(Transcript entries for document pages)
□ □ □
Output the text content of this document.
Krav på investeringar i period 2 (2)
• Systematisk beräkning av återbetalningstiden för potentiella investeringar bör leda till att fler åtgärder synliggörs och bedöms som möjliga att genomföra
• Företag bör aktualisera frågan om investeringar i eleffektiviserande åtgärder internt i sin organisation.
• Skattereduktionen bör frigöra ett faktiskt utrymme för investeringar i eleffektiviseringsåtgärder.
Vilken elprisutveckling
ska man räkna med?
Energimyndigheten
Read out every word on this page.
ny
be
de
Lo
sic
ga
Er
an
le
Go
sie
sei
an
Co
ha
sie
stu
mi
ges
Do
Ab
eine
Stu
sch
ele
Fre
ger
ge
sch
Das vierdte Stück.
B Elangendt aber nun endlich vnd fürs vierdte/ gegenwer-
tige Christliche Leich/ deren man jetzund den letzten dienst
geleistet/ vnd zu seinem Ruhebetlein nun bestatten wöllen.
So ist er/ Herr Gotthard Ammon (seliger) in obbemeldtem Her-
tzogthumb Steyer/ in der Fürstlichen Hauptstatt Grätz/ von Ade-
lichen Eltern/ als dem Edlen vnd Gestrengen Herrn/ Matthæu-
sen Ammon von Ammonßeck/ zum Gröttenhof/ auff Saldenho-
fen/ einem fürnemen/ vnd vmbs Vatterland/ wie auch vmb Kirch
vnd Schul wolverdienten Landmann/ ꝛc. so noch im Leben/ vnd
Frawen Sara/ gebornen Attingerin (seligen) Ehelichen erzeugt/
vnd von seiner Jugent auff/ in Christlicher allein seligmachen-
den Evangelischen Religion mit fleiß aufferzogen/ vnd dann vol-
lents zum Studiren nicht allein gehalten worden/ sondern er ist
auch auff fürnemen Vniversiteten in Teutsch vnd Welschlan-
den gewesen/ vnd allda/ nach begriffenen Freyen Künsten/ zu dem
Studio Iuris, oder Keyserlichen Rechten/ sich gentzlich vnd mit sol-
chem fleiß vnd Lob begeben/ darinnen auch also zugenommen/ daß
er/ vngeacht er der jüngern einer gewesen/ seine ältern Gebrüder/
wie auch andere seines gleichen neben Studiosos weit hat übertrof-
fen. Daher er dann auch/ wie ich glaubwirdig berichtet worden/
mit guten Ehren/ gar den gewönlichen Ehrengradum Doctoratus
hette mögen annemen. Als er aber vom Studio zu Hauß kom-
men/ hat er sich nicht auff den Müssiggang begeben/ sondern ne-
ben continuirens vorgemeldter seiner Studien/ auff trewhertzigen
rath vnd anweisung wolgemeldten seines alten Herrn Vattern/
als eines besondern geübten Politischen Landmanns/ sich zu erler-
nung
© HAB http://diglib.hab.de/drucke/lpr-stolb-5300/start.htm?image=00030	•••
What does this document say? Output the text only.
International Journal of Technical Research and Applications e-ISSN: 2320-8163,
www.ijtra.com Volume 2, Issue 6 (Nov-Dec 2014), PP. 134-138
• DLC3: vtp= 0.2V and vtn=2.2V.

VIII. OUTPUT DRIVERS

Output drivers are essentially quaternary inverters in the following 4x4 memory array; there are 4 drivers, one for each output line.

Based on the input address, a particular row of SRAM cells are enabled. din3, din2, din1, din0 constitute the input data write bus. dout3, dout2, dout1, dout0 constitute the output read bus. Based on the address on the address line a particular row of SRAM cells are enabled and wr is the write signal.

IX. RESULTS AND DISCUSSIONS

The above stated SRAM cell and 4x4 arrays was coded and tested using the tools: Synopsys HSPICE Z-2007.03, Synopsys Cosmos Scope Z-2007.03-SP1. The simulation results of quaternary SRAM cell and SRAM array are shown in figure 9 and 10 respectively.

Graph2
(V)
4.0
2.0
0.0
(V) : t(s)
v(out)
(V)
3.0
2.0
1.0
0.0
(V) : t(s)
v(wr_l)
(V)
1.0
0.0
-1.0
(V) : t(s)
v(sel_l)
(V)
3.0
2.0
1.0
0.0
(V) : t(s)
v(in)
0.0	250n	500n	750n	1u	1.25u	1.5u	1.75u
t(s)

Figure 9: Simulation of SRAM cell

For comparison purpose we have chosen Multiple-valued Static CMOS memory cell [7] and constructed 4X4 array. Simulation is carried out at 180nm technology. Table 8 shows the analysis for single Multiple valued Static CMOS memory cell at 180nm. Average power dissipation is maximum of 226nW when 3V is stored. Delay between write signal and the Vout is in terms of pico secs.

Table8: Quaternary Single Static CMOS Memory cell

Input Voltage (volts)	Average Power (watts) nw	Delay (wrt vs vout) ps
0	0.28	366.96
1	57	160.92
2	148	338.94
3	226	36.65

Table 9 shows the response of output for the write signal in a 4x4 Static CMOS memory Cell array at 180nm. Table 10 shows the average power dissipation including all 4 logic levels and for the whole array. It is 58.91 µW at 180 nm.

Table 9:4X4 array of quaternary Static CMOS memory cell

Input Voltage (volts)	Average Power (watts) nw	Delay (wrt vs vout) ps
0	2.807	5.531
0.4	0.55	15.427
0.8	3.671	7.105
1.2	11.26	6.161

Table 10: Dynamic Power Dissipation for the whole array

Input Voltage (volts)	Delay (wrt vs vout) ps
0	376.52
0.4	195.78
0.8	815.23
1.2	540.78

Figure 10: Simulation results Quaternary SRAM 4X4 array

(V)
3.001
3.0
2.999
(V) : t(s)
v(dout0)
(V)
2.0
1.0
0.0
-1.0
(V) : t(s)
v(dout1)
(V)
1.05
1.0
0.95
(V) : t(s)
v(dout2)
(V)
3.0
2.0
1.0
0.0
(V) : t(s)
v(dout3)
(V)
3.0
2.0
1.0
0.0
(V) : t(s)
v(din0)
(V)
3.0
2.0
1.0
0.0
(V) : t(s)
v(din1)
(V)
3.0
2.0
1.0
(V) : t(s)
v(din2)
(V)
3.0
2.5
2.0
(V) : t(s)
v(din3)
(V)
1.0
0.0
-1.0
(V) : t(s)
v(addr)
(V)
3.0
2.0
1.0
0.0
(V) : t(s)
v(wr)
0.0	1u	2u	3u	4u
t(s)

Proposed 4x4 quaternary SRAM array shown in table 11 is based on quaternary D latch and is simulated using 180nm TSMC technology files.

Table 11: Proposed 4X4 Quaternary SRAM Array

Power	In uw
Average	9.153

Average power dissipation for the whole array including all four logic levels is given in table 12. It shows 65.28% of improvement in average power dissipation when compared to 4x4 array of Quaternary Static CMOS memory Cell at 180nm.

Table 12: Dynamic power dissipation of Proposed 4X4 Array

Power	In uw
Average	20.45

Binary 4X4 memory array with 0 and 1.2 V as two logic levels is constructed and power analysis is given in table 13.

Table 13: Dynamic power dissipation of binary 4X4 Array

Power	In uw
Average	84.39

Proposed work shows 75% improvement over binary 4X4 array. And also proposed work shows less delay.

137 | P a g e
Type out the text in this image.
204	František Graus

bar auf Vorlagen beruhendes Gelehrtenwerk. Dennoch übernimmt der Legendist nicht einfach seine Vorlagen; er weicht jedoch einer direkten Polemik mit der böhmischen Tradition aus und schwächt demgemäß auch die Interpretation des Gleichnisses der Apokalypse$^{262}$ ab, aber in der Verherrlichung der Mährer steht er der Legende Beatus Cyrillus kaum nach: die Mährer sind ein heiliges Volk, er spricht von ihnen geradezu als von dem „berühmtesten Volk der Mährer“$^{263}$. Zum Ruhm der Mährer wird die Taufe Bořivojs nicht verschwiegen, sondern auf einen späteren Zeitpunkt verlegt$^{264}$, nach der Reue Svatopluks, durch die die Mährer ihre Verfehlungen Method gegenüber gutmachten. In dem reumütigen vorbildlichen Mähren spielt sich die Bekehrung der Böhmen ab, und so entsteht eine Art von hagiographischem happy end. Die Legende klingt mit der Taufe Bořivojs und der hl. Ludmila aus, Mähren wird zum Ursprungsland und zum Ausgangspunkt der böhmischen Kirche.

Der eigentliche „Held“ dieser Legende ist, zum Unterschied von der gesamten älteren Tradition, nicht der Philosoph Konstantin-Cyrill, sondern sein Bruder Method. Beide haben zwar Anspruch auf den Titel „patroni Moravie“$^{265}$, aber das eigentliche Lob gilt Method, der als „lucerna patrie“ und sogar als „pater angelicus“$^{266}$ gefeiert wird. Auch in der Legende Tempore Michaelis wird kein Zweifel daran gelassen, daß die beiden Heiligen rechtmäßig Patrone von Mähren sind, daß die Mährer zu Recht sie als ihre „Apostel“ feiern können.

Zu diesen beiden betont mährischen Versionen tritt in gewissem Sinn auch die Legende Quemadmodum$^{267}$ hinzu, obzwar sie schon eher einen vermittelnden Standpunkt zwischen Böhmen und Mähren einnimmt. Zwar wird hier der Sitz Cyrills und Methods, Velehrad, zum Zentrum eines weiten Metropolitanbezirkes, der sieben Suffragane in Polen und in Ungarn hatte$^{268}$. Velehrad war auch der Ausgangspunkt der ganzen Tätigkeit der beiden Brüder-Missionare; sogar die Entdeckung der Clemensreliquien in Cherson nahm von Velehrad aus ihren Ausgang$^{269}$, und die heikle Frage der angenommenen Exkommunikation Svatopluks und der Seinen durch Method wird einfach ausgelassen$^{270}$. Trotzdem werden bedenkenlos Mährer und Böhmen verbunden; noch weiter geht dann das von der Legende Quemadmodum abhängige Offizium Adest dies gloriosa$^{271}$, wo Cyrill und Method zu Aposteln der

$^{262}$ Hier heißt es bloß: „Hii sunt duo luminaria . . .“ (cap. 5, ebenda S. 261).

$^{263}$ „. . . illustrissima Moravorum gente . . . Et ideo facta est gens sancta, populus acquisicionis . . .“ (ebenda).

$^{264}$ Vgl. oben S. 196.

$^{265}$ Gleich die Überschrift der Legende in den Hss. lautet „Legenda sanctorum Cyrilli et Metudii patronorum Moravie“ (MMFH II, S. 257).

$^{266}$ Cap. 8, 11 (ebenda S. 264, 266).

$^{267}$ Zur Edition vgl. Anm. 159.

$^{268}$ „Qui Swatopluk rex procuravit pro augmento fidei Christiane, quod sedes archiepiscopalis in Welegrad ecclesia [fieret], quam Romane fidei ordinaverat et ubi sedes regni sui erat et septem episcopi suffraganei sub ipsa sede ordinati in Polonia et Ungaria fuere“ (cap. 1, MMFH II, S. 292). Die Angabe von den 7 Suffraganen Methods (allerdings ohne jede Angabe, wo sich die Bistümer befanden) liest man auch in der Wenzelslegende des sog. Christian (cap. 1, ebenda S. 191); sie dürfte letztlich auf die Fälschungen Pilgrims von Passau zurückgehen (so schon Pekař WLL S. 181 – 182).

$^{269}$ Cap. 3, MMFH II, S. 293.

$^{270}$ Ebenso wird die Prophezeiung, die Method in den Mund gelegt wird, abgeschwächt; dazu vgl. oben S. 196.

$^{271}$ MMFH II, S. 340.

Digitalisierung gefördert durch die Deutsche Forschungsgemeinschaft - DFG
□ □ □
Would you copy each line of the records that contains "oben"?

$^{264}$ Vgl. oben S. 196.
$^{270}$ Ebenso wird die Prophezeiung, die Method in den Mund gelegt wird, abgeschwächt; dazu vgl. oben S. 196.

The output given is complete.